# REQUEST
Output all the entries word for word. Omit the pictures.

## Begin PROVIDED ENTRIES

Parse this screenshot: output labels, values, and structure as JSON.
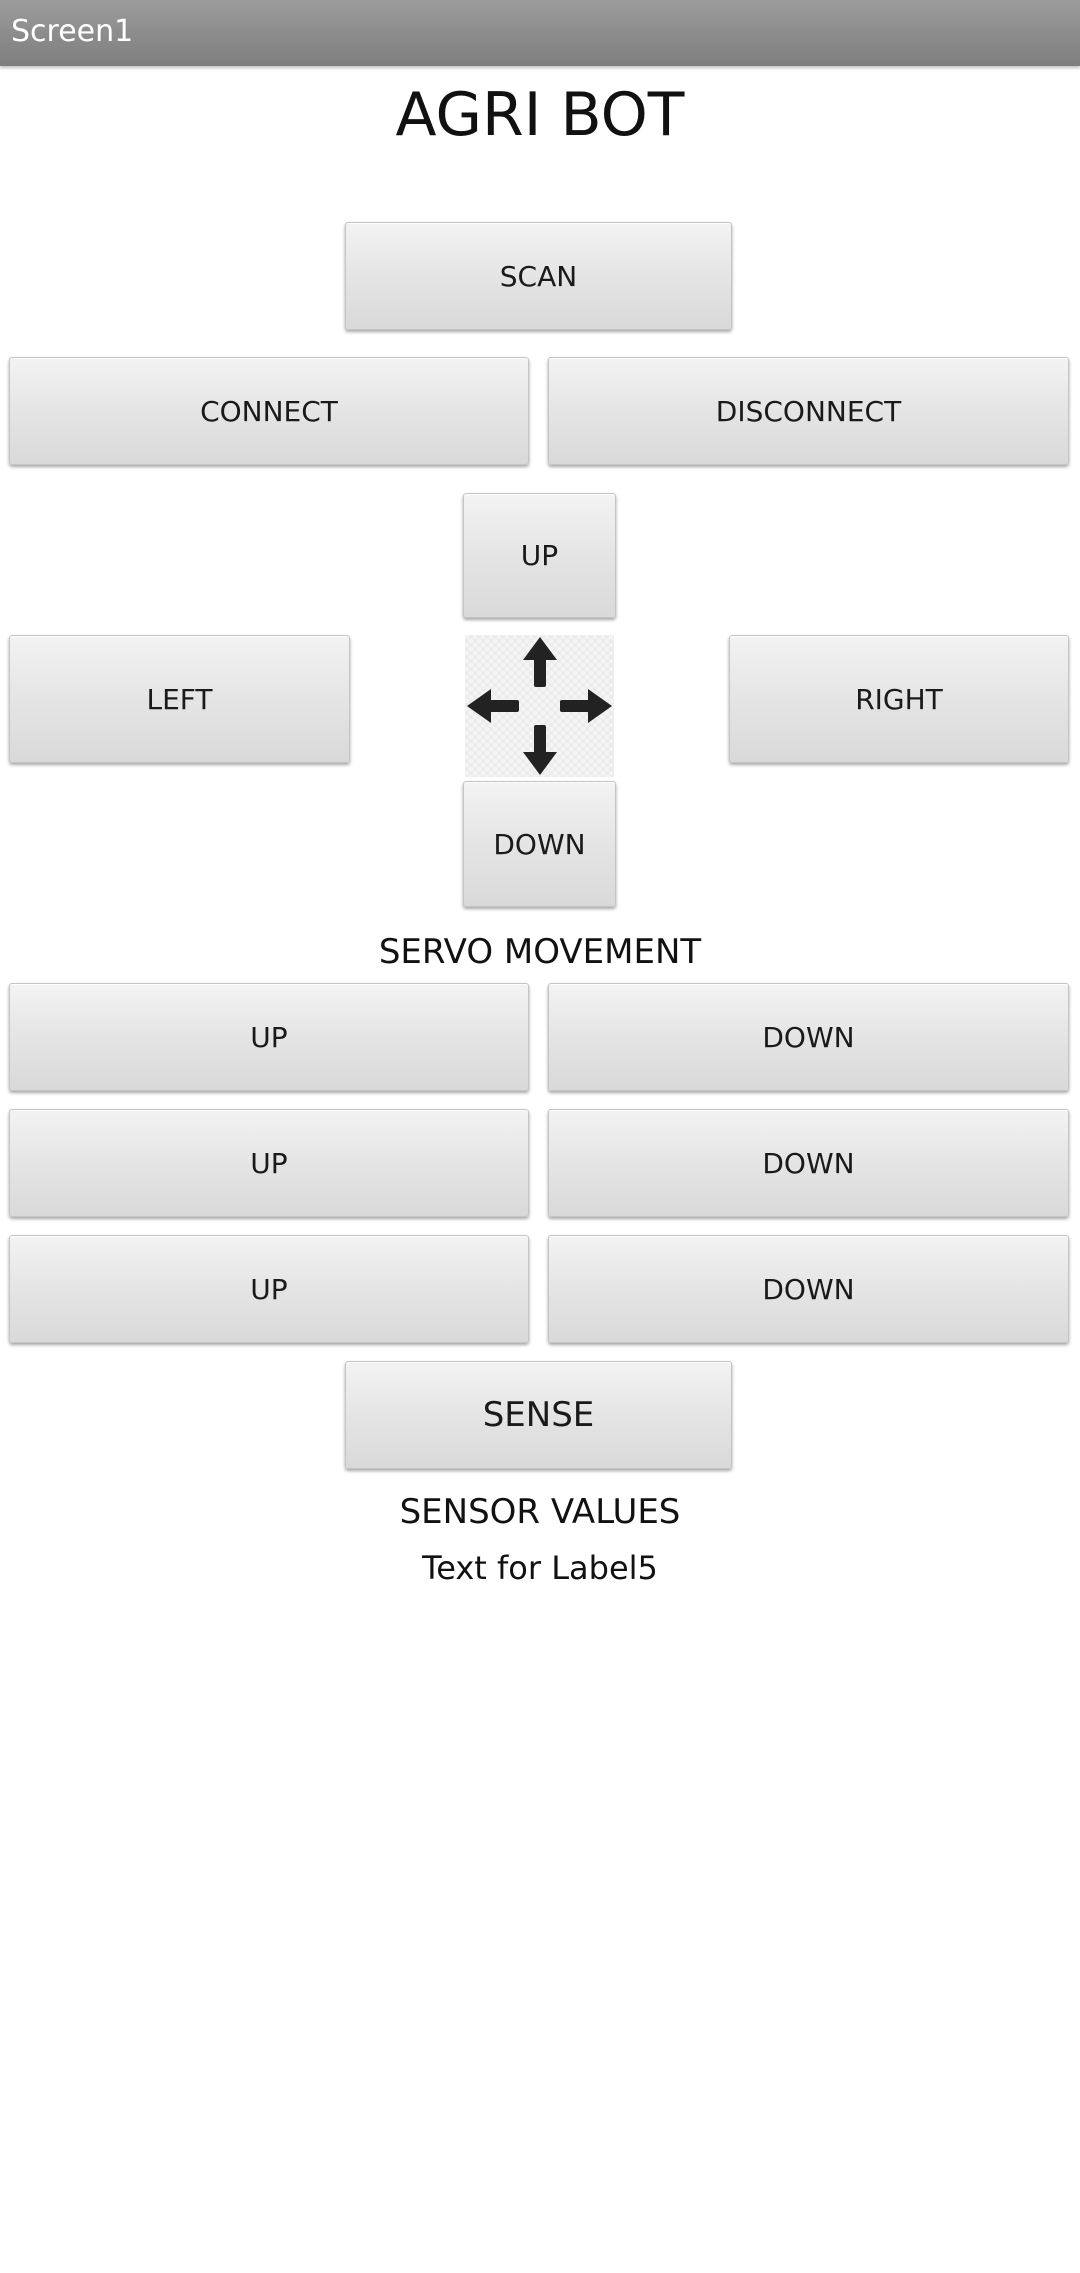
{
  "window": {
    "title": "Screen1"
  },
  "app": {
    "title": "AGRI BOT"
  },
  "buttons": {
    "scan": "SCAN",
    "connect": "CONNECT",
    "disconnect": "DISCONNECT",
    "up": "UP",
    "left": "LEFT",
    "right": "RIGHT",
    "down": "DOWN",
    "sense": "SENSE"
  },
  "dpad": {
    "icon": "four-direction-arrows-icon"
  },
  "servo": {
    "title": "SERVO MOVEMENT",
    "rows": [
      {
        "up": "UP",
        "down": "DOWN"
      },
      {
        "up": "UP",
        "down": "DOWN"
      },
      {
        "up": "UP",
        "down": "DOWN"
      }
    ]
  },
  "sensor": {
    "title": "SENSOR VALUES",
    "value": "Text for Label5"
  },
  "colors": {
    "titlebar": "#8a8a8a",
    "button_face": "#e6e6e6",
    "text": "#111111"
  }
}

## End PROVIDED ENTRIES

# ANSWER TO THIS TASK
Parse this screenshot: output labels, values, and structure as JSON.
{
  "window": {
    "title": "Screen1"
  },
  "app": {
    "title": "AGRI BOT"
  },
  "buttons": {
    "scan": "SCAN",
    "connect": "CONNECT",
    "disconnect": "DISCONNECT",
    "up": "UP",
    "left": "LEFT",
    "right": "RIGHT",
    "down": "DOWN",
    "sense": "SENSE"
  },
  "dpad": {
    "icon": "four-direction-arrows-icon"
  },
  "servo": {
    "title": "SERVO MOVEMENT",
    "rows": [
      {
        "up": "UP",
        "down": "DOWN"
      },
      {
        "up": "UP",
        "down": "DOWN"
      },
      {
        "up": "UP",
        "down": "DOWN"
      }
    ]
  },
  "sensor": {
    "title": "SENSOR VALUES",
    "value": "Text for Label5"
  },
  "colors": {
    "titlebar": "#8a8a8a",
    "button_face": "#e6e6e6",
    "text": "#111111"
  }
}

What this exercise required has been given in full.